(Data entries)

____

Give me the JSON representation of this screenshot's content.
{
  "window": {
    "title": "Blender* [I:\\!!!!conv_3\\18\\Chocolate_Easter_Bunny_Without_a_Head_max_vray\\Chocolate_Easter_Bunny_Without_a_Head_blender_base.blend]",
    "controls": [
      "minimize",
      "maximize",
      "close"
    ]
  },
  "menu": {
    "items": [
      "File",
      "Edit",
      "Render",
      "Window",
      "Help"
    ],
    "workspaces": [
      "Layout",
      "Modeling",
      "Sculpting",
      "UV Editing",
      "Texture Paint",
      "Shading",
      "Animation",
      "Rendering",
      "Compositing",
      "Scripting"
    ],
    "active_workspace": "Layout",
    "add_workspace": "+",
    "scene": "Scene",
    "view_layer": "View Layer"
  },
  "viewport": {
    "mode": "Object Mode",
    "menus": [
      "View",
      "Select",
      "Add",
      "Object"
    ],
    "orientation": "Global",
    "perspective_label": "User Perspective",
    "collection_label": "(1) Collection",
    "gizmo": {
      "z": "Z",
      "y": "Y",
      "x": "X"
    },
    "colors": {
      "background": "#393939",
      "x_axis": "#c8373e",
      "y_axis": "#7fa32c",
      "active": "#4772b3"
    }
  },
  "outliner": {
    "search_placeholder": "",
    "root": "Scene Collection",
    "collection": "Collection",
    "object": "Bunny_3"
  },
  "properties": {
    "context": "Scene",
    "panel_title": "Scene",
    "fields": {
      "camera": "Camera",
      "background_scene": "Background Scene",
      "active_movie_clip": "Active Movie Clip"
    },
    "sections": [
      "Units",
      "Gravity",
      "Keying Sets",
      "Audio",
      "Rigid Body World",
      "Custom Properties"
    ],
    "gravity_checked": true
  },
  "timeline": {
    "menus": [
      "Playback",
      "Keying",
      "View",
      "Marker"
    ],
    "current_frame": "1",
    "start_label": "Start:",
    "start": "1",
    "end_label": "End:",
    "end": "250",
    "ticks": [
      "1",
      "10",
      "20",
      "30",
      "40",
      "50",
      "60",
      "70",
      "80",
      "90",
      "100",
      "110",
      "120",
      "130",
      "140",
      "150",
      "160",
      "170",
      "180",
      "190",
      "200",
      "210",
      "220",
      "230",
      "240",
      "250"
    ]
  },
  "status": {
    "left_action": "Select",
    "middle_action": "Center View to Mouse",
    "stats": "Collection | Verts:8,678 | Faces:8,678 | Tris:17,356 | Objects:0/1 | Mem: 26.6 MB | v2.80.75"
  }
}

____

### Set exercise
Extract each line of the material exactly as it stands.

### Solution
Give me the JSON representation of this screenshot's content.
{
  "window": {
    "title": "Blender* [I:\\!!!!conv_3\\18\\Chocolate_Easter_Bunny_Without_a_Head_max_vray\\Chocolate_Easter_Bunny_Without_a_Head_blender_base.blend]",
    "controls": [
      "minimize",
      "maximize",
      "close"
    ]
  },
  "menu": {
    "items": [
      "File",
      "Edit",
      "Render",
      "Window",
      "Help"
    ],
    "workspaces": [
      "Layout",
      "Modeling",
      "Sculpting",
      "UV Editing",
      "Texture Paint",
      "Shading",
      "Animation",
      "Rendering",
      "Compositing",
      "Scripting"
    ],
    "active_workspace": "Layout",
    "add_workspace": "+",
    "scene": "Scene",
    "view_layer": "View Layer"
  },
  "viewport": {
    "mode": "Object Mode",
    "menus": [
      "View",
      "Select",
      "Add",
      "Object"
    ],
    "orientation": "Global",
    "perspective_label": "User Perspective",
    "collection_label": "(1) Collection",
    "gizmo": {
      "z": "Z",
      "y": "Y",
      "x": "X"
    },
    "colors": {
      "background": "#393939",
      "x_axis": "#c8373e",
      "y_axis": "#7fa32c",
      "active": "#4772b3"
    }
  },
  "outliner": {
    "search_placeholder": "",
    "root": "Scene Collection",
    "collection": "Collection",
    "object": "Bunny_3"
  },
  "properties": {
    "context": "Scene",
    "panel_title": "Scene",
    "fields": {
      "camera": "Camera",
      "background_scene": "Background Scene",
      "active_movie_clip": "Active Movie Clip"
    },
    "sections": [
      "Units",
      "Gravity",
      "Keying Sets",
      "Audio",
      "Rigid Body World",
      "Custom Properties"
    ],
    "gravity_checked": true
  },
  "timeline": {
    "menus": [
      "Playback",
      "Keying",
      "View",
      "Marker"
    ],
    "current_frame": "1",
    "start_label": "Start:",
    "start": "1",
    "end_label": "End:",
    "end": "250",
    "ticks": [
      "1",
      "10",
      "20",
      "30",
      "40",
      "50",
      "60",
      "70",
      "80",
      "90",
      "100",
      "110",
      "120",
      "130",
      "140",
      "150",
      "160",
      "170",
      "180",
      "190",
      "200",
      "210",
      "220",
      "230",
      "240",
      "250"
    ]
  },
  "status": {
    "left_action": "Select",
    "middle_action": "Center View to Mouse",
    "stats": "Collection | Verts:8,678 | Faces:8,678 | Tris:17,356 | Objects:0/1 | Mem: 26.6 MB | v2.80.75"
  }
}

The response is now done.